_Input data_:
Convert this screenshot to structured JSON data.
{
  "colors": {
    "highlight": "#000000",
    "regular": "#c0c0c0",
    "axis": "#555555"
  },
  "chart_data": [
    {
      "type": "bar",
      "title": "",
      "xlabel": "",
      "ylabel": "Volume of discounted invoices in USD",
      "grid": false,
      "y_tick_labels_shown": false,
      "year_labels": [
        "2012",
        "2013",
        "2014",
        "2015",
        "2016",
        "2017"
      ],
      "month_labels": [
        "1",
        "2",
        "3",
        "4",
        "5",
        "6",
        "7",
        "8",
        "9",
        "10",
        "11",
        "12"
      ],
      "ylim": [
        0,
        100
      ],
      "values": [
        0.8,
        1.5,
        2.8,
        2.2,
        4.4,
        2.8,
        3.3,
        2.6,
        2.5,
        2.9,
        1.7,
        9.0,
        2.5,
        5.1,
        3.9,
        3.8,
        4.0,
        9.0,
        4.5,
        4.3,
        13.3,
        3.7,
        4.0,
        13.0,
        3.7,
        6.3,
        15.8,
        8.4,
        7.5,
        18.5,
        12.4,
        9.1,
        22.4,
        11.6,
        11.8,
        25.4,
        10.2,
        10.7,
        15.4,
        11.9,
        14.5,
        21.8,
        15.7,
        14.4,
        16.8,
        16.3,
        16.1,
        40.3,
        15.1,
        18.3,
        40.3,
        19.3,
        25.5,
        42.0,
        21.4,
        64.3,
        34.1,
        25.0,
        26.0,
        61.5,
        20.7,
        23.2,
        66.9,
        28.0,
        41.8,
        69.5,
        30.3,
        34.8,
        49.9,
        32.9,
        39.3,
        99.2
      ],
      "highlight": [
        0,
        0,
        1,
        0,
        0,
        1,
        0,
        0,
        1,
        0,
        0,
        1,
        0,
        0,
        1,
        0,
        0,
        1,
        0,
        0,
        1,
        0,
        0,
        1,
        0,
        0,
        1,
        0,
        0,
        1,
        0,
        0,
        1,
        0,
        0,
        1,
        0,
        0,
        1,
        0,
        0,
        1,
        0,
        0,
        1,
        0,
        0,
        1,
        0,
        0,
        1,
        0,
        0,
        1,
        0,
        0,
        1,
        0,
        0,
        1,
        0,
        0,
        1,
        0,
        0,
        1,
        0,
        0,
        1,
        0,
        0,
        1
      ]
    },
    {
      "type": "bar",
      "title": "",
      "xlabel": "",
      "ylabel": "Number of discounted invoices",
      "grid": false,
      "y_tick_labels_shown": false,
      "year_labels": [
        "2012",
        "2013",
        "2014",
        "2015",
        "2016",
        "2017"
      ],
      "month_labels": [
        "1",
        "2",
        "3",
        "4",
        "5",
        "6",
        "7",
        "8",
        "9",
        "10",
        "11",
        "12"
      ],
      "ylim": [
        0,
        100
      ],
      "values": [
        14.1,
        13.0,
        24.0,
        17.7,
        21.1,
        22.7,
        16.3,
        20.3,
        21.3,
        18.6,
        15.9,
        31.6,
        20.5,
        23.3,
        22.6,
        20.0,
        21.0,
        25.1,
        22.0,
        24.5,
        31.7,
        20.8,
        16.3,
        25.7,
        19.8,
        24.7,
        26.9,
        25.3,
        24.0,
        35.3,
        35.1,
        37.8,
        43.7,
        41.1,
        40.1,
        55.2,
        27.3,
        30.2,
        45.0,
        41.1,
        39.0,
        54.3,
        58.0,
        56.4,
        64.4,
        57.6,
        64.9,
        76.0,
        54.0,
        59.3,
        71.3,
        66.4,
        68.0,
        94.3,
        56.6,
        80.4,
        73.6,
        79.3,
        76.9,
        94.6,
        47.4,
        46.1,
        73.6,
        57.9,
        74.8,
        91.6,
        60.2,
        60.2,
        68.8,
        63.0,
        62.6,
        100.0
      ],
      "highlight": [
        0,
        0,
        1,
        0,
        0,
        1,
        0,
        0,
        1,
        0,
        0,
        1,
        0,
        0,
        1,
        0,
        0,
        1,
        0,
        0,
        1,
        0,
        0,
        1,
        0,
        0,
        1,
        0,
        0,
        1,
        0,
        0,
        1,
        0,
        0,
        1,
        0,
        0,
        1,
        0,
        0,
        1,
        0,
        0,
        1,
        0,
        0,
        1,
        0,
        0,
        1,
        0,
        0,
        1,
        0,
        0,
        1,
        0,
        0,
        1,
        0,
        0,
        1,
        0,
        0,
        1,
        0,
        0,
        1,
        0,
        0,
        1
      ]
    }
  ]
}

_Exercise directions_: In the listing above, find the lines holding the word "discounted" and copy them.

_Finished task_:
      "ylabel": "Volume of discounted invoices in USD",
      "ylabel": "Number of discounted invoices",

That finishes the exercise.